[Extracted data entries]
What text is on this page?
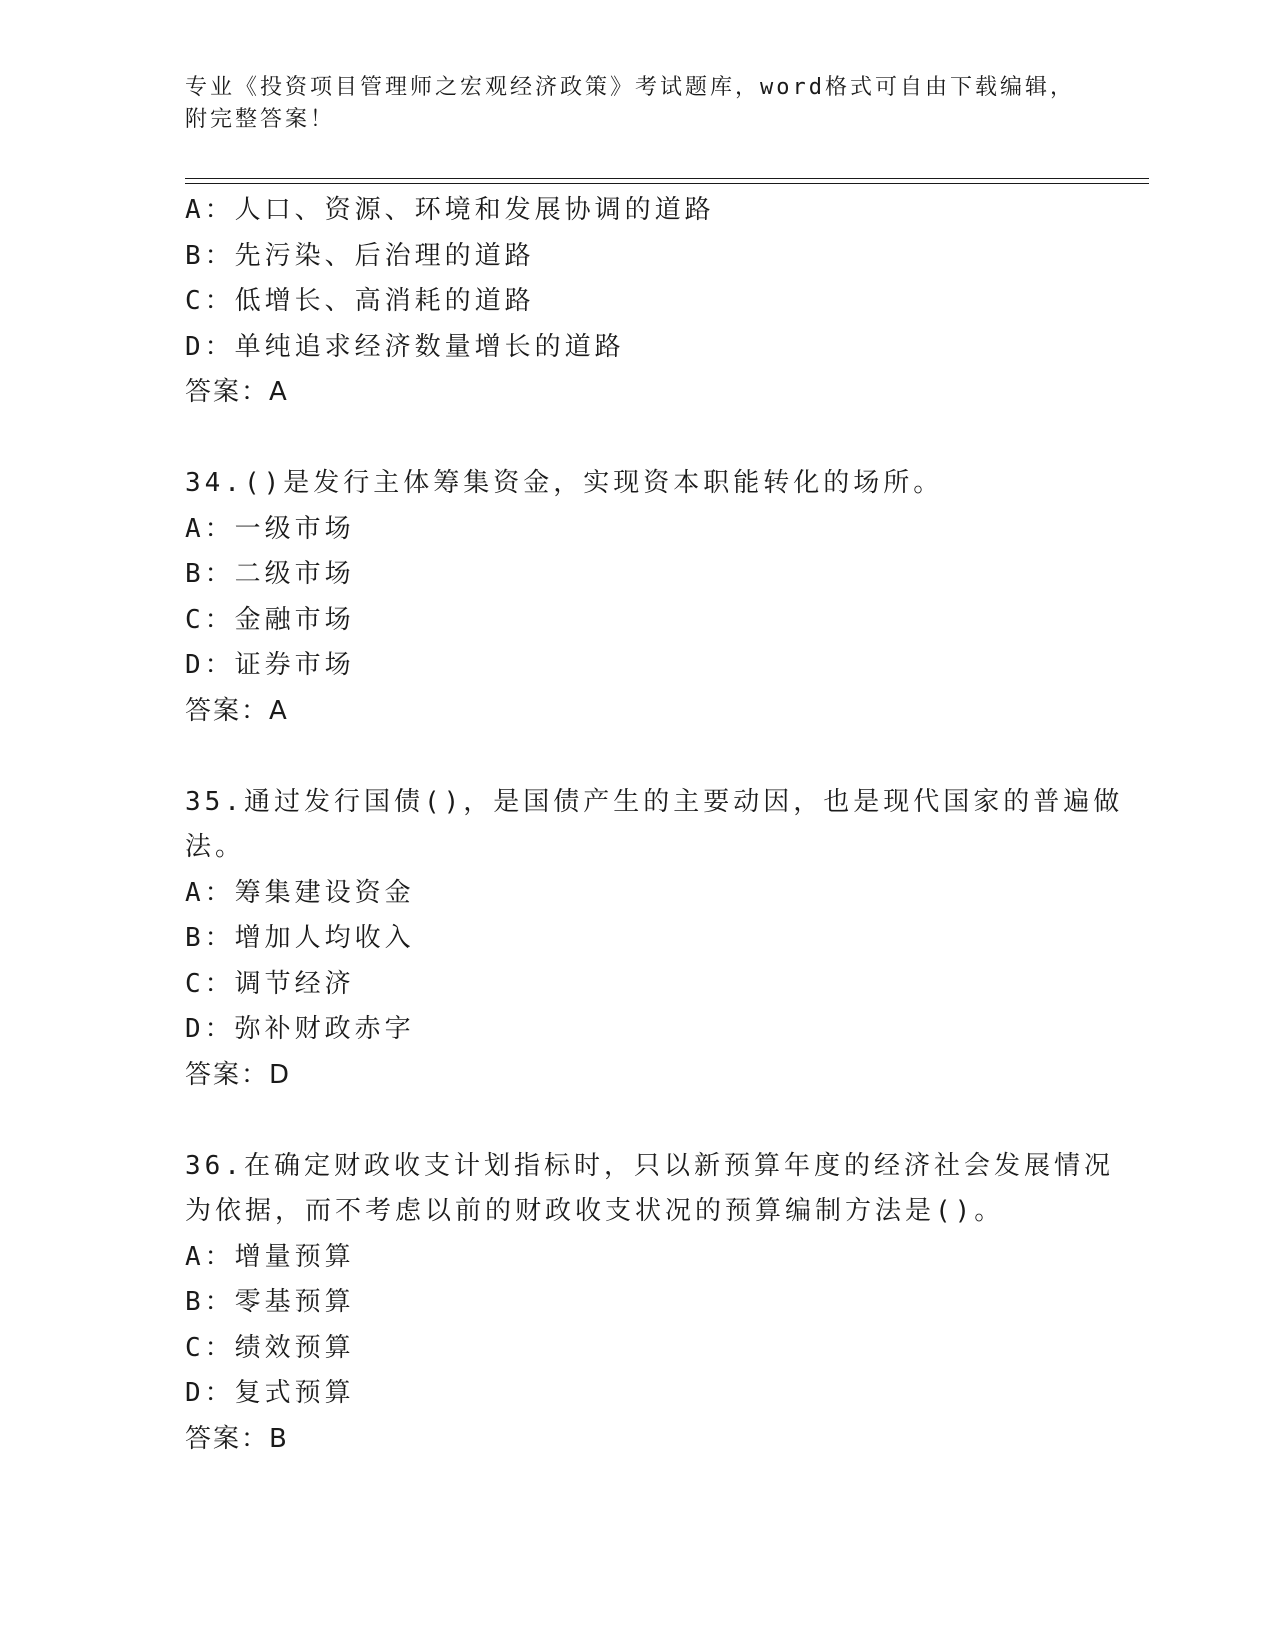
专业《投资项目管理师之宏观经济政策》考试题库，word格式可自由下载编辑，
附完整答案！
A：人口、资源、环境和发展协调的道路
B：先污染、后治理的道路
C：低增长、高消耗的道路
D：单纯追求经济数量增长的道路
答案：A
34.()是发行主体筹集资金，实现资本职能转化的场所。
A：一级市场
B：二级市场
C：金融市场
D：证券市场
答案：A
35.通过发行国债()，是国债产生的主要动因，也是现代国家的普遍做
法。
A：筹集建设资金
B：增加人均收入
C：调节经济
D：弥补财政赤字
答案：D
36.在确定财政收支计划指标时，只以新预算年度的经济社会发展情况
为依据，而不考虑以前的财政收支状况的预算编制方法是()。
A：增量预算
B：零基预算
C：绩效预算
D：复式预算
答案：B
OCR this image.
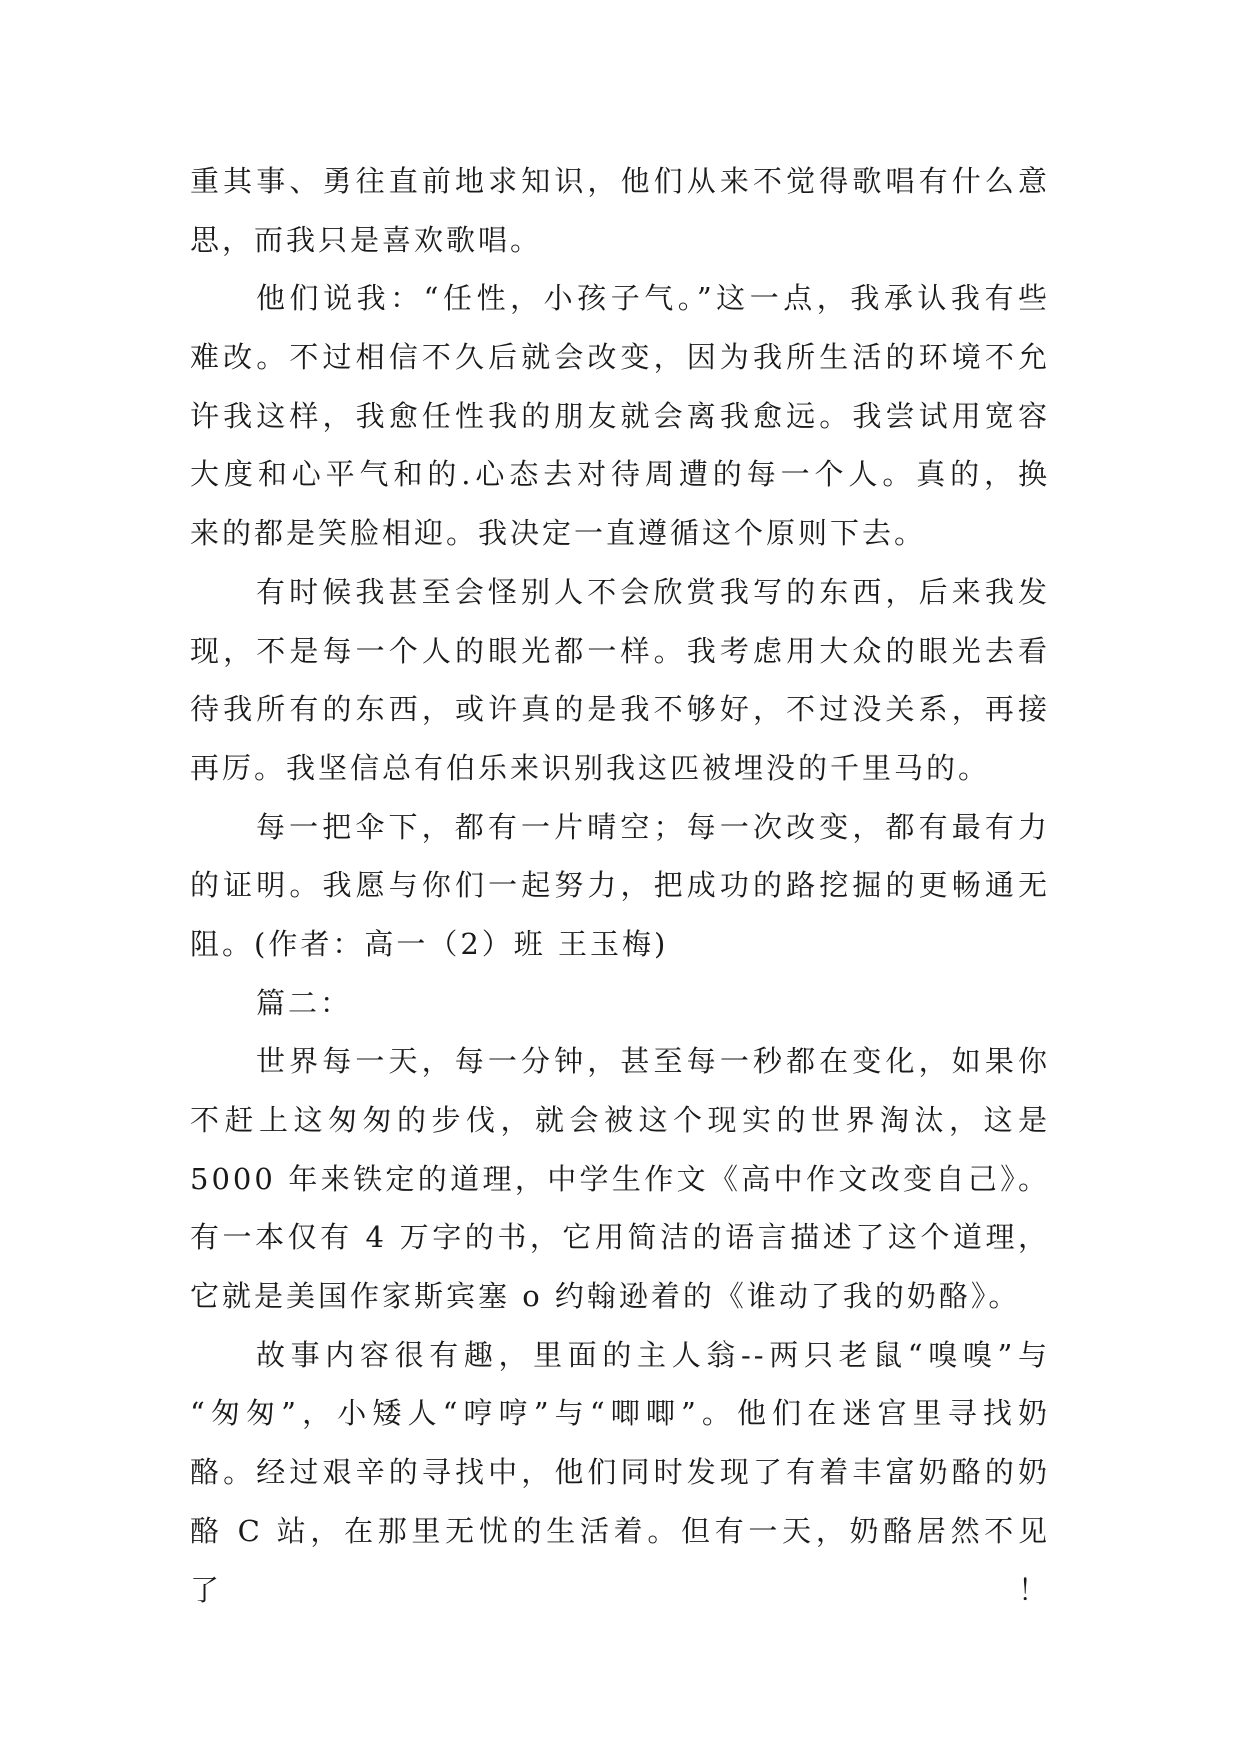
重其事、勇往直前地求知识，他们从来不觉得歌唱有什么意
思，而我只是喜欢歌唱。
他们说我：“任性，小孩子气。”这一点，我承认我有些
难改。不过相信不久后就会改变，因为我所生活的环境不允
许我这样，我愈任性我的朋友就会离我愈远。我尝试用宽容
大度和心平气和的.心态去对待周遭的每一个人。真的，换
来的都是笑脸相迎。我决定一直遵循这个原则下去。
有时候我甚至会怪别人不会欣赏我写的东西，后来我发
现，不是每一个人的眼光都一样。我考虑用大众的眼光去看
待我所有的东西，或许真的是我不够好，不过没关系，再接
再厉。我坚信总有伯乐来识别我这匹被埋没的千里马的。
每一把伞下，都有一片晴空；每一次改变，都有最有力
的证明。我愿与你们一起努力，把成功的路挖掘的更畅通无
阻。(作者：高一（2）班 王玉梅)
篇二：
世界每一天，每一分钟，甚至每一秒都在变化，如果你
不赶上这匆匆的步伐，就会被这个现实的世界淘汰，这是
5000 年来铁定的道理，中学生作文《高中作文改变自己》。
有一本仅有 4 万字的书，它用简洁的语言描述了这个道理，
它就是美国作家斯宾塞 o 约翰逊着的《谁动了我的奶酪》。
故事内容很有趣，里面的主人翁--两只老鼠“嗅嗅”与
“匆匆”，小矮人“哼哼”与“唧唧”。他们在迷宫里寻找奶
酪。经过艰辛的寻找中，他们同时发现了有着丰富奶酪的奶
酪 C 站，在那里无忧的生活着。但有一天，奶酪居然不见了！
---
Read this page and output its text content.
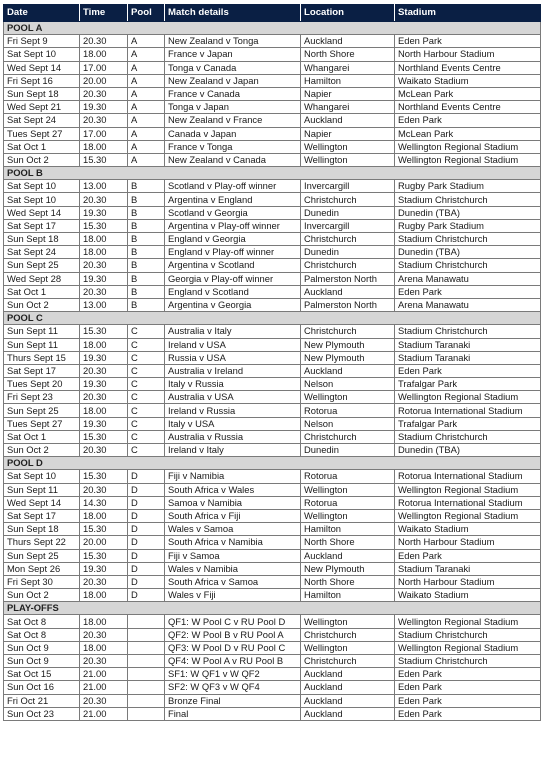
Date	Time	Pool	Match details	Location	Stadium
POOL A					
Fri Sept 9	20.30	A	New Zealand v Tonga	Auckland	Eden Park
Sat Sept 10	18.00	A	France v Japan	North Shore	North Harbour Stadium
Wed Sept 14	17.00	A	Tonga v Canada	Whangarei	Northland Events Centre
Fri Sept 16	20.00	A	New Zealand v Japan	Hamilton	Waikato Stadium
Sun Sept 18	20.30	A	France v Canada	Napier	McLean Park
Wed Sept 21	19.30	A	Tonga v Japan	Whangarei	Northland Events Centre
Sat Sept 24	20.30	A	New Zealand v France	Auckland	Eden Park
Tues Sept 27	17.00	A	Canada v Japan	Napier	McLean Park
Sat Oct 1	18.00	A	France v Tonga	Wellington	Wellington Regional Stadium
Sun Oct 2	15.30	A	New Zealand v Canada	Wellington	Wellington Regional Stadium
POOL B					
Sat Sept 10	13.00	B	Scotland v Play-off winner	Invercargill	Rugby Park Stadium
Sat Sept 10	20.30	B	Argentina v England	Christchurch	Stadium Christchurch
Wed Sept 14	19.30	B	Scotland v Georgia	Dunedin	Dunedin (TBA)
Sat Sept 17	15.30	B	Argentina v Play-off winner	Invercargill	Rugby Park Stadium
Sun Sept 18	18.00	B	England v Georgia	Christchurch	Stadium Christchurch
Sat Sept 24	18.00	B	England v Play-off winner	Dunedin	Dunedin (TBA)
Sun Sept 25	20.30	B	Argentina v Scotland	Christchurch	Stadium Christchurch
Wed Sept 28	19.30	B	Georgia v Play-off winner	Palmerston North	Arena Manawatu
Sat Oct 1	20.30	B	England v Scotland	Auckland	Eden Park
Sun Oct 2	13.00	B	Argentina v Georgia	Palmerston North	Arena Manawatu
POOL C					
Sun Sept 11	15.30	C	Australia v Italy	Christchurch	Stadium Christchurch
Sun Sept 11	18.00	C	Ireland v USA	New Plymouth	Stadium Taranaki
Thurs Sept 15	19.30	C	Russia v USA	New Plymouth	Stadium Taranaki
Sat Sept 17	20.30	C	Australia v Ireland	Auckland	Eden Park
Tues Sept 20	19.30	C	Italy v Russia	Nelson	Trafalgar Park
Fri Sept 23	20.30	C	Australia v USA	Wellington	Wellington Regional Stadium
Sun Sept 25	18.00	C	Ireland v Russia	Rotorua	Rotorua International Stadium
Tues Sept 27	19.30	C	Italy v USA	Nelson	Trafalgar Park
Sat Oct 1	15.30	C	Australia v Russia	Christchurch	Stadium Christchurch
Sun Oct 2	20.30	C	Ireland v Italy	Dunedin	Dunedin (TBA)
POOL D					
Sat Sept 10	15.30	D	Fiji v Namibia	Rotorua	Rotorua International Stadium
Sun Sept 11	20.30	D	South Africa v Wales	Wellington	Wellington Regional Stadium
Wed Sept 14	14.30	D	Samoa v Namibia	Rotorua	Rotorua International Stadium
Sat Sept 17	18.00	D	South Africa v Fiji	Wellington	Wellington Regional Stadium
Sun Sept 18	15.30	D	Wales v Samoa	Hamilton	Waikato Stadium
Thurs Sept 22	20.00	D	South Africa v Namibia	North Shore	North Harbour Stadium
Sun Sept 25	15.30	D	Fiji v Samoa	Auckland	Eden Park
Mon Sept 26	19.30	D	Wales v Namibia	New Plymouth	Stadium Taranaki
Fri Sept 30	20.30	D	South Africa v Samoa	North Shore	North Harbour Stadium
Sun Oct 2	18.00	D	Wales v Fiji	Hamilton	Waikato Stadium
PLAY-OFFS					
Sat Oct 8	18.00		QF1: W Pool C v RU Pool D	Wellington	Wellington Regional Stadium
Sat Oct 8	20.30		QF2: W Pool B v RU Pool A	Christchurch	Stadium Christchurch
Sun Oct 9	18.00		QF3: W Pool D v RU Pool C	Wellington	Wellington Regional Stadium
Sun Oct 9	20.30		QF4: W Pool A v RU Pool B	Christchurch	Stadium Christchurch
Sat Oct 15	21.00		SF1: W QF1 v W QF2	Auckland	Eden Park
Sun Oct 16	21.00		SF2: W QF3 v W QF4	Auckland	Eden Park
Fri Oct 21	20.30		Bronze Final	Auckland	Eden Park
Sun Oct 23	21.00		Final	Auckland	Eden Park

Task → Look through the entries above; copy each line where the string "Taranaki" appears.

Answer in full →
Sun Sept 11	18.00	C	Ireland v USA	New Plymouth	Stadium Taranaki
Thurs Sept 15	19.30	C	Russia v USA	New Plymouth	Stadium Taranaki
Mon Sept 26	19.30	D	Wales v Namibia	New Plymouth	Stadium Taranaki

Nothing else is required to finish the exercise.